--- Begin Items ---
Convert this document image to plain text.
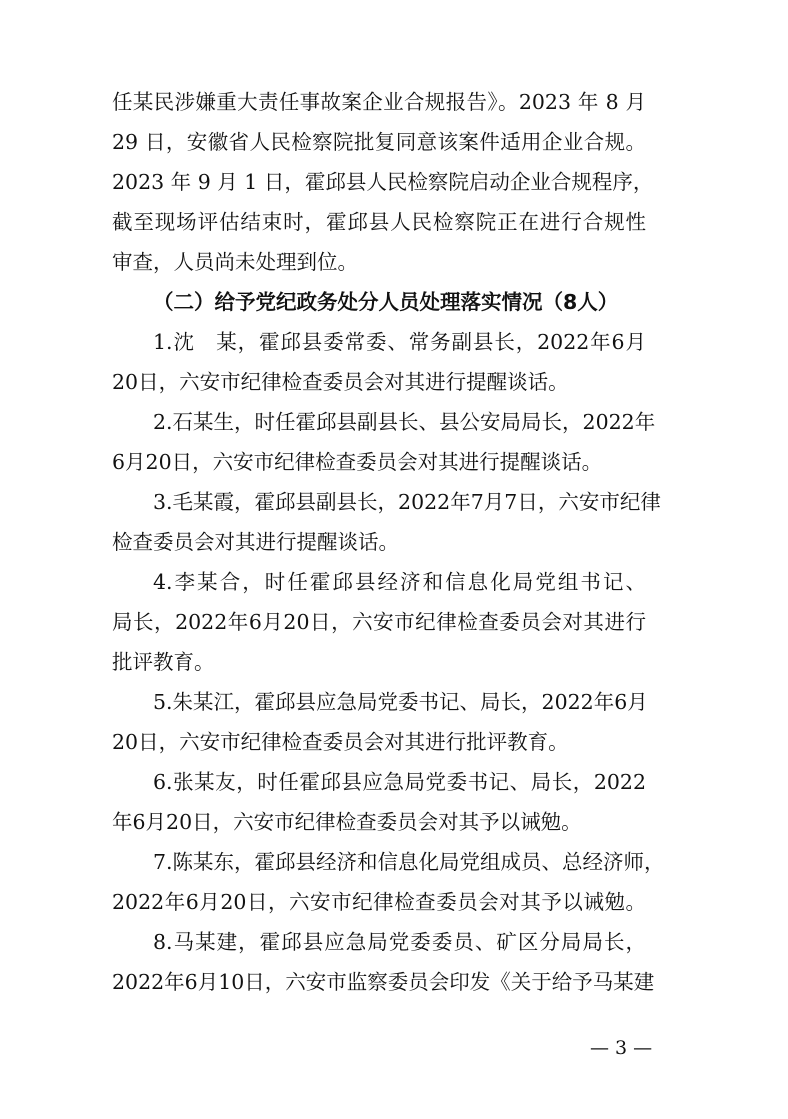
任某民涉嫌重大责任事故案企业合规报告》。2023 年 8 月
29 日，安徽省人民检察院批复同意该案件适用企业合规。
2023 年 9 月 1 日，霍邱县人民检察院启动企业合规程序，
截至现场评估结束时，霍邱县人民检察院正在进行合规性
审查，人员尚未处理到位。
（二）给予党纪政务处分人员处理落实情况（8人）
1.沈　某，霍邱县委常委、常务副县长，2022年6月
20日，六安市纪律检查委员会对其进行提醒谈话。
2.石某生，时任霍邱县副县长、县公安局局长，2022年
6月20日，六安市纪律检查委员会对其进行提醒谈话。
3.毛某霞，霍邱县副县长，2022年7月7日，六安市纪律
检查委员会对其进行提醒谈话。
4.李某合，时任霍邱县经济和信息化局党组书记、
局长，2022年6月20日，六安市纪律检查委员会对其进行
批评教育。
5.朱某江，霍邱县应急局党委书记、局长，2022年6月
20日，六安市纪律检查委员会对其进行批评教育。
6.张某友，时任霍邱县应急局党委书记、局长，2022
年6月20日，六安市纪律检查委员会对其予以诫勉。
7.陈某东，霍邱县经济和信息化局党组成员、总经济师，
2022年6月20日，六安市纪律检查委员会对其予以诫勉。
8.马某建，霍邱县应急局党委委员、矿区分局局长，
2022年6月10日，六安市监察委员会印发《关于给予马某建
— 3 —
--- End Items ---
## [What the task requires]
Copy the listing over exactly, skipping the pictures it holds.

## [Response]
Convert this document image to plain text.
任某民涉嫌重大责任事故案企业合规报告》。2023 年 8 月
29 日，安徽省人民检察院批复同意该案件适用企业合规。
2023 年 9 月 1 日，霍邱县人民检察院启动企业合规程序，
截至现场评估结束时，霍邱县人民检察院正在进行合规性
审查，人员尚未处理到位。
（二）给予党纪政务处分人员处理落实情况（8人）
1.沈　某，霍邱县委常委、常务副县长，2022年6月
20日，六安市纪律检查委员会对其进行提醒谈话。
2.石某生，时任霍邱县副县长、县公安局局长，2022年
6月20日，六安市纪律检查委员会对其进行提醒谈话。
3.毛某霞，霍邱县副县长，2022年7月7日，六安市纪律
检查委员会对其进行提醒谈话。
4.李某合，时任霍邱县经济和信息化局党组书记、
局长，2022年6月20日，六安市纪律检查委员会对其进行
批评教育。
5.朱某江，霍邱县应急局党委书记、局长，2022年6月
20日，六安市纪律检查委员会对其进行批评教育。
6.张某友，时任霍邱县应急局党委书记、局长，2022
年6月20日，六安市纪律检查委员会对其予以诫勉。
7.陈某东，霍邱县经济和信息化局党组成员、总经济师，
2022年6月20日，六安市纪律检查委员会对其予以诫勉。
8.马某建，霍邱县应急局党委委员、矿区分局局长，
2022年6月10日，六安市监察委员会印发《关于给予马某建
— 3 —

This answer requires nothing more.